— BEGIN Material provided —
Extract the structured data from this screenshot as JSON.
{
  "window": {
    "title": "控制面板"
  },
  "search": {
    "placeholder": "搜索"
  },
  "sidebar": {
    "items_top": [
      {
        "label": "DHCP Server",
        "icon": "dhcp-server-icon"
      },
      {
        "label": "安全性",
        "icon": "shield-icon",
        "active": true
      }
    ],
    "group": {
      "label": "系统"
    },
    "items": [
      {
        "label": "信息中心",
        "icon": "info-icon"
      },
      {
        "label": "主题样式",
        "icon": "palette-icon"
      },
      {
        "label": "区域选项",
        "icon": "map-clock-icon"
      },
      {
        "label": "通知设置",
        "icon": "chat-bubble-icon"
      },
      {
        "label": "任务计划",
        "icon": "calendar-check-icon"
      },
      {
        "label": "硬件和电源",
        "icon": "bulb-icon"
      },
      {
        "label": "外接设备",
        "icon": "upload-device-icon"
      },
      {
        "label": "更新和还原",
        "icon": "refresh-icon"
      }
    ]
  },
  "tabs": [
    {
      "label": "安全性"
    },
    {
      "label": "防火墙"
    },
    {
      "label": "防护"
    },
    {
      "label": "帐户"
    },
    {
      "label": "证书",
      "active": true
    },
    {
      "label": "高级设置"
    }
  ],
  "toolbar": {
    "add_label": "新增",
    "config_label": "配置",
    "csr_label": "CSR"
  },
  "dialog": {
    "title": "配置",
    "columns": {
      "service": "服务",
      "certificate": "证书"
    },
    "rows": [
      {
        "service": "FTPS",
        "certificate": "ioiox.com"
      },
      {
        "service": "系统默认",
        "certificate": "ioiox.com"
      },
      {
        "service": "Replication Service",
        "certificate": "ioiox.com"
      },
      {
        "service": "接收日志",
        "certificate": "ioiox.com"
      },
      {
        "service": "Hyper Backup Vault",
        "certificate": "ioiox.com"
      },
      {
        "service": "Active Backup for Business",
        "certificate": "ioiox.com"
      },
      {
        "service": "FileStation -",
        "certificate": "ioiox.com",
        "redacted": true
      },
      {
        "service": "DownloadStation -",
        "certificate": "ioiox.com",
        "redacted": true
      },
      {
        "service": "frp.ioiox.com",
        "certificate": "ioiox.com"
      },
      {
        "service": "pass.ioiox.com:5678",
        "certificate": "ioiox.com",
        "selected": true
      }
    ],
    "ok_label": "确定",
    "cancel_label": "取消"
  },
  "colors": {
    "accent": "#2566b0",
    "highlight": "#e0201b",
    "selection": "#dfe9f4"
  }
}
— END Material provided —
Objective:
Using the records given above, list every line that includes the word "true".

Output:
        "active": true
      "active": true
        "redacted": true
        "redacted": true
        "selected": true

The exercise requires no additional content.